## START Text segment

Help & Advice13th October 2013

The Interpreter's Code of Conduct Explained

The NRCPD Interpreter's Code of Practice explained

by Julie Doyle & Tracey Pycroft

Code of Conduct


Our previous edition of SL First outlined the need for BSL/English Interpreters to register with the National Registers of Communication Professionals with Deaf People (NRCPD) either as a Registered Sign Language Interpreter (RSLI) or as a Trainee Sign Language Interpreter (TSLI).


Interpreters have rules and guidelines to follow to make sure they provide a professional service. This is called the Code of Conduct and can be found at in English and BSL.  Having this code means people know what to expect from interpreters, it builds trust, and maintains integrity in the profession. It also protects clients and interpreters (all parties).

There are 5 points to the Code.


Interpreters are not allowed to pass on any information they have interpreted to anyone, unless there are some special circumstances (in law) where they may have to tell someone about it. For example: if someone broke the law, or if someone said they were being abused.


Some interpreters are new to the profession while others have over 20 years experience. When an interpreter is asked to interpret something, they will know if they are suitable or not. An interpreter must not accept the job if they feel they are not competent. For example: An experienced interpreter may have worked in most settings but has not learned how to interpret in legal settings. If they are asked to interpret in Court or at a tribunal, they must turn it down.

## END Text segment
## START Dataset section

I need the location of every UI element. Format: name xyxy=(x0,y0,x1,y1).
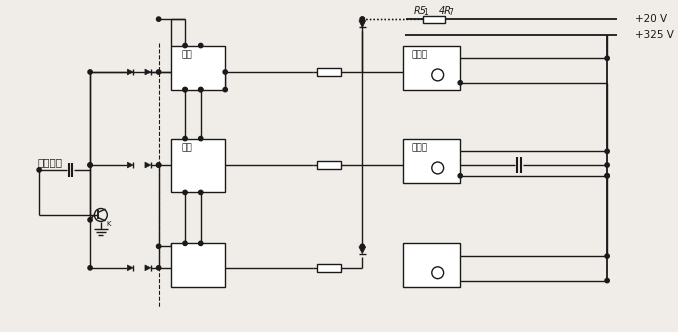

## END Dataset section

▶ Directives:
- 1) In the Code of Conduct article, change "Code of Conduct" to "Code of Practice" throughout the passage from "by Julie Doyle" up to and including "interpreters (all parties).", and write out that passage again.
- 2) Translate this sentence from the Code of Conduct article into Spanish: "Interpreters have rules and guidelines to follow to make sure they provide a professional service."
- 3) Pick up the Code of Conduct article after its last sentence and keep writing.
The listing comes from a different source than the Code of Conduct article.

▶ The responses:
- 1)
by Julie Doyle & Tracey Pycroft

Code of Practice


Our previous edition of SL First outlined the need for BSL/English Interpreters to register with the National Registers of Communication Professionals with Deaf People (NRCPD) either as a Registered Sign Language Interpreter (RSLI) or as a Trainee Sign Language Interpreter (TSLI).


Interpreters have rules and guidelines to follow to make sure they provide a professional service. This is called the Code of Practice and can be found at in English and BSL.  Having this code means people know what to expect from interpreters, it builds trust, and maintains integrity in the profession. It also protects clients and interpreters (all parties).

- 2) Los intérpretes tienen normas y pautas que seguir para asegurarse de que prestan un servicio profesional.

- 3)
How interpreters conduct themselves when working is very important, as this will affect the people they work with, but also the profession of interpreters as a whole.  They should always behave professionally, respecting everyone present, including other communication professionals. For Example: Interpreters have to match the environment, so for interpreting at a conference, they should dress suitably.  Trainee Interpreters should clearly state that they are Trainee Interpreters and not just use the term’ TSLI’ or BSL/English Interpreter as this may create misunderstanding.


Interpreters are not allowed to give their opinions, advice or influence the discussion, and they should not benefit from an interpreting assignment. For Example: If they interpret at a meeting where people talk about the sale of a house that is going cheap, the interpreter is not able to try and buy the house for themselves or tell anyone about this.

Interpreters should not interpret in situations where there is a conflict of interest. For Example: If the interpreter has Deaf parents and is asked to interpret for them in a legal setting.

Professional Development

It is important that interpreters continue to develop their skills and knowledge after qualifying.

The NRCPD requires interpreters to undergo ‘Continuing Professional Development’ (CPD) and prove they are doing so by logging their activities and collecting points.  All interpreters need to collect a specific number of points each year before they can renew their registration with the NRCPD.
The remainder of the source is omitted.